** begin Information provided **

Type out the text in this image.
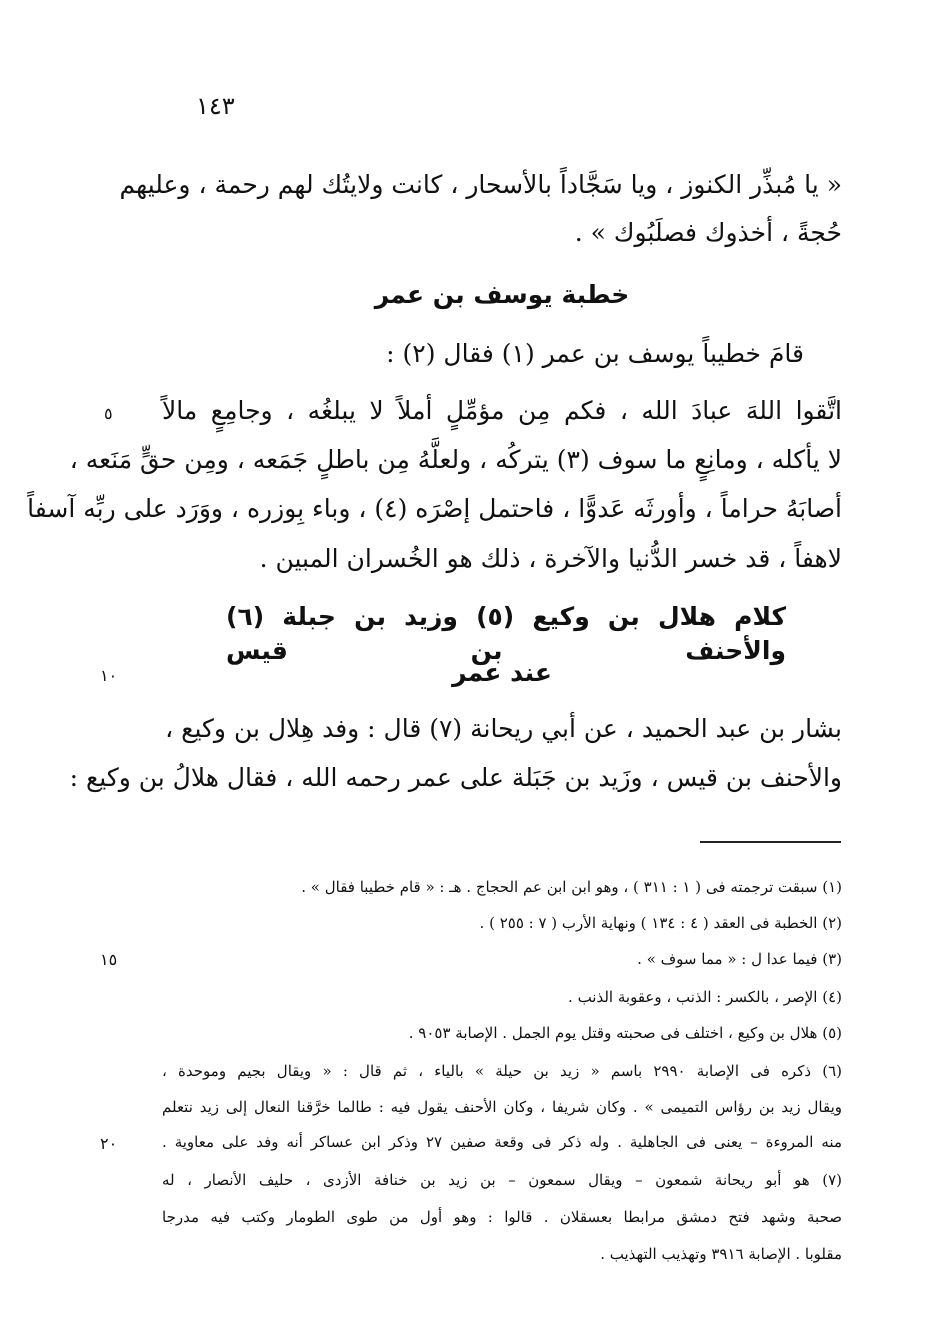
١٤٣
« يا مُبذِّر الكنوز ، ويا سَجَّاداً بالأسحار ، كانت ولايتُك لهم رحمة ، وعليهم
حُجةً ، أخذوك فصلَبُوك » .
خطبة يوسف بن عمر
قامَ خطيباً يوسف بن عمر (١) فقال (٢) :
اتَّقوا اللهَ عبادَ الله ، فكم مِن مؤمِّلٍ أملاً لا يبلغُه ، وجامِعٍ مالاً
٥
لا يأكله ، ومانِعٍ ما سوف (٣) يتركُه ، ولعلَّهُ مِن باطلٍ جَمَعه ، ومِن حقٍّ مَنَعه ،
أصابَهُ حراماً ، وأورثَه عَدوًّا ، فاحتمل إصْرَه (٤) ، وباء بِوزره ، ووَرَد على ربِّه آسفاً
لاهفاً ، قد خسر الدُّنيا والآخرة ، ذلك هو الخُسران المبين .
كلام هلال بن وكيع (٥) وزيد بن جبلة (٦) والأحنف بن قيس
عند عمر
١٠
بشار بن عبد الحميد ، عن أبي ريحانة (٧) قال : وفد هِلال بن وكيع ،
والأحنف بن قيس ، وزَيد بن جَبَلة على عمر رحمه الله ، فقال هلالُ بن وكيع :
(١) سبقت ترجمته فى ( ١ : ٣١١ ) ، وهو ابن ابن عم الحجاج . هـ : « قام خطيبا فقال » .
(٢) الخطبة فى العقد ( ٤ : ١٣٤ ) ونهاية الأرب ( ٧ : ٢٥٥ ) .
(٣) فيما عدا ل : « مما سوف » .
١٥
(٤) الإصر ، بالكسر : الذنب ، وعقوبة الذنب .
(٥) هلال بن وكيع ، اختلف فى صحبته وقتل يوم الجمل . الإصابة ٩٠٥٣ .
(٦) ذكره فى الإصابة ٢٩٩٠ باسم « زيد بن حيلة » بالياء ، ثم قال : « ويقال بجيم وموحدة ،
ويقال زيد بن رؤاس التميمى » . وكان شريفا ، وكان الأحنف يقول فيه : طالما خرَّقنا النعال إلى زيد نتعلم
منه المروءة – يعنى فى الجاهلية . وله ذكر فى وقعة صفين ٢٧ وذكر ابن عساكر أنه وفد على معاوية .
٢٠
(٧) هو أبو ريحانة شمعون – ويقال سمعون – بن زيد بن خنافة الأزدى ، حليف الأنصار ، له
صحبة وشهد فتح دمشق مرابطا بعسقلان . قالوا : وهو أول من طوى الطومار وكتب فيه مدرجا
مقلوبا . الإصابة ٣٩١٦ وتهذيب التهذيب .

** end Information provided **

Objective. Where a line above includes "الله", copy that line.

Full solution.
اتَّقوا اللهَ عبادَ الله ، فكم مِن مؤمِّلٍ أملاً لا يبلغُه ، وجامِعٍ مالاً
والأحنف بن قيس ، وزَيد بن جَبَلة على عمر رحمه الله ، فقال هلالُ بن وكيع :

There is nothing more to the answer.